• EXERCISE DIRECTIONS:
Copy out, character for character, the lines from the one containing "table-caption: r.RMSE (%)" through the one containing "rmse-table: COSM O-7", including both of those lines.

** Start RECORDS SUPPLIED **

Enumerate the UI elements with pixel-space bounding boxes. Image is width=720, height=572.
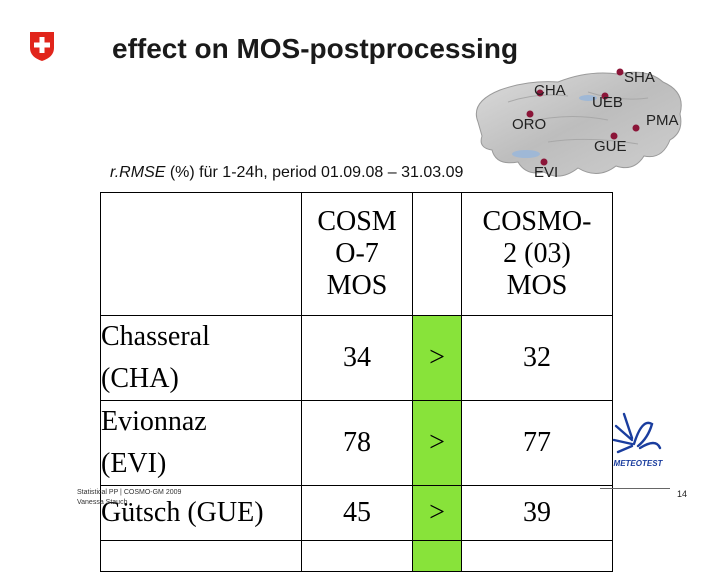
table-caption: r.RMSE (%) für 1-24h, period 01.09.08 – … [110, 164, 463, 182]
map-station-marker-icon [526, 110, 534, 118]
slide-title: effect on MOS-postprocessing [112, 33, 519, 64]
rmse-table: COSM O-7 MOS COSMO- 2 (03) MOS Chasseral… [100, 192, 613, 572]
footer-divider [600, 488, 670, 489]
map-label-ueb: UEB [592, 94, 623, 111]
cosmo2-value: 39 [461, 485, 613, 541]
header-cosmo2-mos: COSMO- 2 (03) MOS [461, 192, 613, 316]
header-cosmo7-mos: COSM O-7 MOS [301, 192, 413, 316]
header-cosmo2-line: COSMO- [482, 206, 592, 237]
caption-period: (%) für 1-24h, period 01.09.08 – 31.03.0… [165, 164, 464, 181]
map-station-marker-icon [632, 124, 640, 132]
header-cosmo7-line: O-7 [335, 238, 379, 269]
map-label-sha: SHA [624, 69, 655, 86]
map-station-marker-icon [536, 89, 544, 97]
map-label-gue: GUE [594, 138, 627, 155]
map-station-marker-icon [601, 92, 609, 100]
map-label-cha: CHA [534, 82, 566, 99]
page-number: 14 [677, 489, 688, 499]
cosmo7-value: 34 [301, 315, 413, 401]
table-row: Evionnaz (EVI) 78 > 77 [100, 400, 613, 486]
station-map: CHA SHA UEB ORO PMA GUE EVI [448, 62, 688, 188]
map-label-evi: EVI [534, 164, 559, 181]
meteotest-wordmark: METEOTEST [614, 459, 664, 468]
table-row-empty [100, 540, 613, 572]
station-name: Chasseral [101, 321, 210, 352]
map-label-pma: PMA [646, 112, 679, 129]
map-label-oro: ORO [512, 116, 547, 133]
footer: Statistical PP | COSMO-GM 2009 Vanessa S… [77, 488, 181, 508]
comparison-sign: > [412, 485, 462, 541]
station-code: (CHA) [101, 363, 179, 394]
caption-metric: r.RMSE [110, 164, 166, 181]
empty-cell [301, 540, 413, 572]
empty-cell [100, 540, 302, 572]
station-cell: Evionnaz (EVI) [100, 400, 302, 486]
map-station-marker-icon [610, 132, 618, 140]
station-name: Gütsch (GUE) [101, 497, 264, 528]
station-cell: Chasseral (CHA) [100, 315, 302, 401]
table-header-row: COSM O-7 MOS COSMO- 2 (03) MOS [100, 192, 613, 316]
table-row: Gütsch (GUE) 45 > 39 [100, 485, 613, 541]
footer-line1: Statistical PP | COSMO-GM 2009 [77, 489, 182, 496]
map-station-marker-icon [540, 158, 548, 166]
station-name: Evionnaz [101, 406, 207, 437]
cosmo7-value: 78 [301, 400, 413, 486]
header-station [100, 192, 302, 316]
empty-cell [461, 540, 613, 572]
swiss-cross-icon [30, 32, 54, 61]
switzerland-relief-map [475, 68, 682, 177]
table-row: Chasseral (CHA) 34 > 32 [100, 315, 613, 401]
header-compare [412, 192, 462, 316]
header-cosmo2-line: MOS [506, 270, 568, 301]
header-cosmo7-line: MOS [326, 270, 388, 301]
header-cosmo7-line: COSM [317, 206, 397, 237]
meteotest-logo-icon: METEOTEST [612, 412, 664, 468]
map-station-marker-icon [616, 68, 624, 76]
footer-line2: Vanessa Stauch [77, 499, 128, 506]
cosmo2-value: 32 [461, 315, 613, 401]
station-code: (EVI) [101, 448, 167, 479]
comparison-sign: > [412, 315, 462, 401]
header-cosmo2-line: 2 (03) [503, 238, 571, 269]
comparison-sign: > [412, 400, 462, 486]
cosmo7-value: 45 [301, 485, 413, 541]
empty-cell [412, 540, 462, 572]
cosmo2-value: 77 [461, 400, 613, 486]
station-cell: Gütsch (GUE) [100, 485, 302, 541]
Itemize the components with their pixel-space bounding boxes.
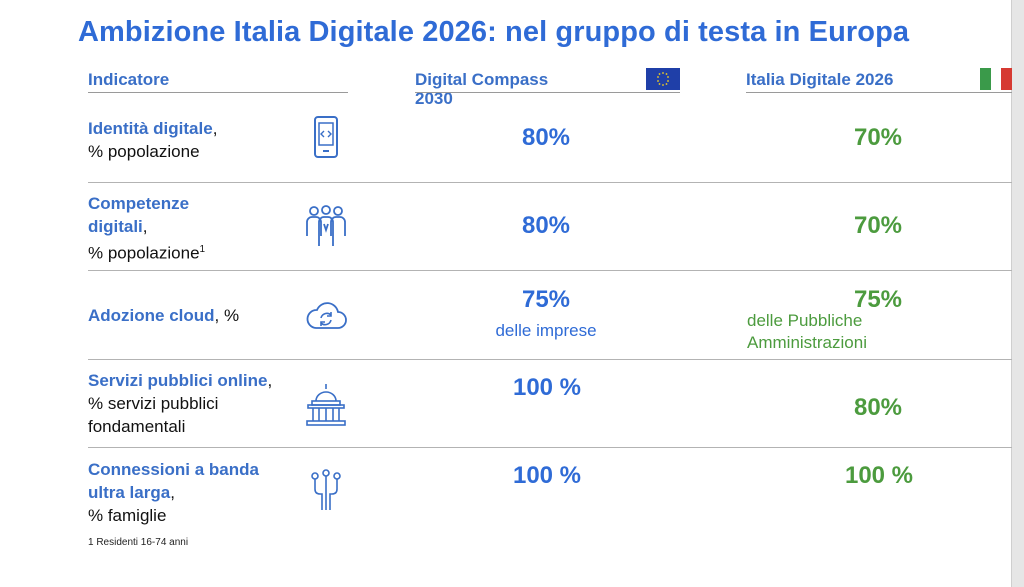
frame-edge (1011, 0, 1012, 587)
italia-value-identita: 70% (853, 124, 903, 151)
row-divider (88, 359, 1012, 360)
compass-value-banda: 100 % (512, 462, 582, 489)
italia-sub-cloud: delle Pubbliche Amministrazioni (747, 311, 867, 352)
italia-value-banda: 100 % (844, 462, 914, 489)
people-group-icon (306, 205, 346, 246)
indicator-banda-ultra-larga: Connessioni a banda ultra larga, % famig… (88, 460, 259, 525)
italy-flag-icon (980, 68, 1013, 90)
cloud-sync-icon (306, 302, 347, 329)
indicator-competenze-digitali: Competenze digitali, % popolazione1 (88, 194, 206, 263)
government-building-icon (306, 384, 346, 426)
header-underline-indicator (88, 92, 348, 93)
indicator-identita-digitale: Identità digitale, % popolazione (88, 119, 218, 161)
compass-sub-cloud: delle imprese (495, 321, 597, 340)
indicator-servizi-pubblici: Servizi pubblici online, % servizi pubbl… (88, 371, 273, 436)
network-connection-icon (311, 469, 341, 510)
compass-value-competenze: 80% (521, 212, 571, 239)
row-divider (88, 270, 1012, 271)
compass-value-identita: 80% (521, 124, 571, 151)
italia-value-cloud: 75% (853, 286, 903, 313)
frame-border (1012, 0, 1024, 587)
page-title: Ambizione Italia Digitale 2026: nel grup… (78, 16, 910, 48)
indicator-adozione-cloud: Adozione cloud, % (88, 306, 240, 325)
header-underline-italia (746, 92, 1012, 93)
eu-flag-icon (646, 68, 680, 90)
italia-value-competenze: 70% (853, 212, 903, 239)
italia-value-servizi: 80% (853, 394, 903, 421)
header-italia-digitale: Italia Digitale 2026 (746, 70, 894, 89)
row-divider (88, 447, 1012, 448)
header-indicator: Indicatore (88, 70, 170, 89)
header-underline-compass (415, 92, 680, 93)
compass-value-servizi: 100 % (512, 374, 582, 401)
header-digital-compass: Digital Compass 2030 (415, 70, 549, 108)
compass-value-cloud: 75% (521, 286, 571, 313)
footnote: 1 Residenti 16-74 anni (88, 537, 189, 548)
row-divider (88, 182, 1012, 183)
smartphone-icon (314, 116, 338, 158)
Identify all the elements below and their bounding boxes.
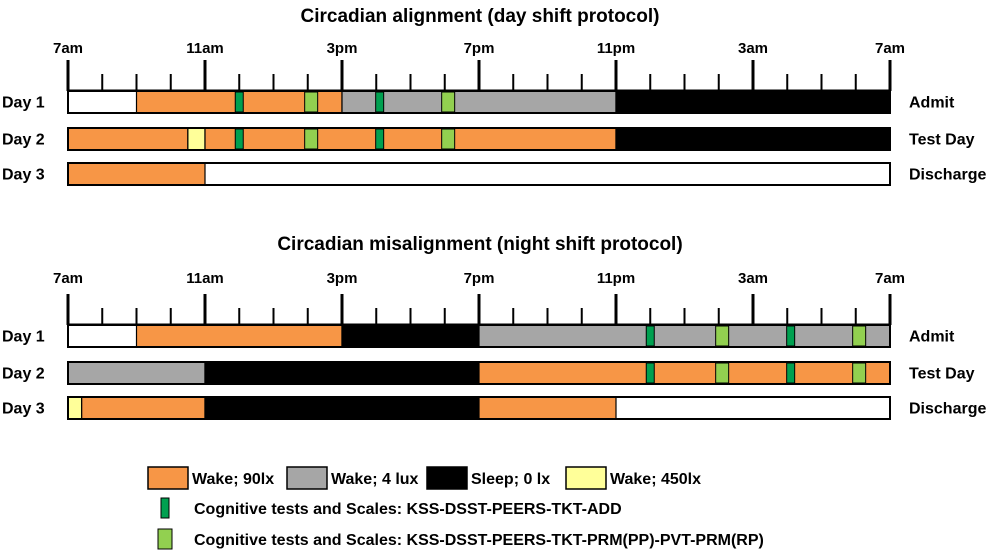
- marker-cog_dark: [234, 128, 244, 150]
- day-track-border: [67, 324, 891, 348]
- marker-cog_dark: [786, 325, 796, 347]
- legend-label: Wake; 450lx: [610, 471, 701, 488]
- segment-sleep_0: [204, 361, 480, 385]
- segment-wake_90: [135, 324, 343, 348]
- time-label: 7am: [53, 40, 83, 57]
- time-label: 3am: [738, 40, 768, 57]
- day-row: Day 1 Admit: [2, 90, 955, 114]
- day-label: Day 3: [2, 167, 45, 184]
- legend-swatch-wake_4: [286, 466, 328, 490]
- day-status: Test Day: [909, 366, 975, 383]
- marker-cog_dark: [234, 91, 244, 113]
- day-track-border: [67, 396, 891, 420]
- day-label: Day 2: [2, 366, 45, 383]
- marker-cog_light: [852, 325, 867, 347]
- marker-cog_dark: [375, 91, 385, 113]
- day-row: Day 2 Test Day: [2, 127, 975, 151]
- marker-cog_dark: [786, 362, 796, 384]
- marker-cog_dark: [645, 325, 655, 347]
- segment-wake_90: [81, 396, 206, 420]
- marker-cog_light: [304, 91, 319, 113]
- day-row: Day 2 Test Day: [2, 361, 975, 385]
- panel-night-shift: Circadian misalignment (night shift prot…: [2, 234, 986, 420]
- day-label: Day 1: [2, 329, 45, 346]
- legend-label: Cognitive tests and Scales: KSS-DSST-PEE…: [194, 501, 622, 518]
- segment-sleep_0: [341, 324, 480, 348]
- legend-swatch-cog_light: [157, 528, 173, 550]
- segment-sleep_0: [615, 127, 891, 151]
- time-label: 7pm: [464, 270, 495, 287]
- segment-wake_90: [478, 396, 617, 420]
- day-label: Day 3: [2, 401, 45, 418]
- marker-cog_light: [441, 91, 456, 113]
- segment-wake_90: [204, 127, 617, 151]
- marker-cog_dark: [645, 362, 655, 384]
- legend-label: Sleep; 0 lx: [471, 471, 550, 488]
- segment-wake_4: [67, 361, 206, 385]
- day-track-border: [67, 127, 891, 151]
- segment-sleep_0: [204, 396, 480, 420]
- marker-cog_light: [715, 325, 730, 347]
- day-status: Discharge: [909, 401, 986, 418]
- legend-swatch-cog_dark: [160, 497, 170, 519]
- day-status: Admit: [909, 95, 955, 112]
- day-status: Test Day: [909, 132, 975, 149]
- marker-cog_light: [715, 362, 730, 384]
- time-label: 11pm: [597, 270, 635, 287]
- legend: Wake; 90lx Wake; 4 lux Sleep; 0 lx Wake; 45…: [147, 466, 764, 550]
- marker-cog_light: [852, 362, 867, 384]
- segment-wake_90: [478, 361, 891, 385]
- segment-wake_450: [187, 127, 206, 151]
- day-row: Day 3 Discharge: [2, 396, 986, 420]
- panel-title: Circadian alignment (day shift protocol): [301, 6, 660, 27]
- segment-wake_4: [478, 324, 891, 348]
- day-label: Day 1: [2, 95, 45, 112]
- legend-label: Wake; 4 lux: [331, 471, 419, 488]
- time-label: 7am: [53, 270, 83, 287]
- time-label: 7am: [875, 270, 905, 287]
- legend-swatch-wake_450: [565, 466, 607, 490]
- time-label: 11am: [186, 270, 224, 287]
- legend-swatch-wake_90: [147, 466, 189, 490]
- marker-cog_light: [304, 128, 319, 150]
- day-row: Day 3 Discharge: [2, 162, 986, 186]
- day-row: Day 1 Admit: [2, 324, 955, 348]
- panel-day-shift: Circadian alignment (day shift protocol)…: [2, 6, 986, 186]
- legend-label: Wake; 90lx: [192, 471, 274, 488]
- day-status: Admit: [909, 329, 955, 346]
- time-label: 7pm: [464, 40, 495, 57]
- day-label: Day 2: [2, 132, 45, 149]
- time-label: 11am: [186, 40, 224, 57]
- panel-title: Circadian misalignment (night shift prot…: [277, 234, 682, 255]
- day-track-border: [67, 162, 891, 186]
- day-status: Discharge: [909, 167, 986, 184]
- time-label: 11pm: [597, 40, 635, 57]
- time-label: 3pm: [327, 40, 358, 57]
- segment-wake_90: [67, 162, 206, 186]
- marker-cog_dark: [375, 128, 385, 150]
- legend-swatch-sleep_0: [426, 466, 468, 490]
- segment-wake_90: [67, 127, 189, 151]
- legend-label: Cognitive tests and Scales: KSS-DSST-PEE…: [194, 532, 764, 549]
- time-label: 3am: [738, 270, 768, 287]
- segment-sleep_0: [615, 90, 891, 114]
- day-track: [68, 163, 890, 185]
- segment-wake_450: [67, 396, 83, 420]
- day-track-border: [67, 361, 891, 385]
- marker-cog_light: [441, 128, 456, 150]
- day-track-border: [67, 90, 891, 114]
- time-label: 3pm: [327, 270, 358, 287]
- time-label: 7am: [875, 40, 905, 57]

** End RECORDS SUPPLIED **

• SOLUTION TO THIS EXERCISE:
table-caption: r.RMSE (%) für 1-24h, period 01.09.08 – … [110, 164, 463, 182]
map-station-marker-icon [526, 110, 534, 118]
slide-title: effect on MOS-postprocessing [112, 33, 519, 64]
rmse-table: COSM O-7 MOS COSMO- 2 (03) MOS Chasseral… [100, 192, 613, 572]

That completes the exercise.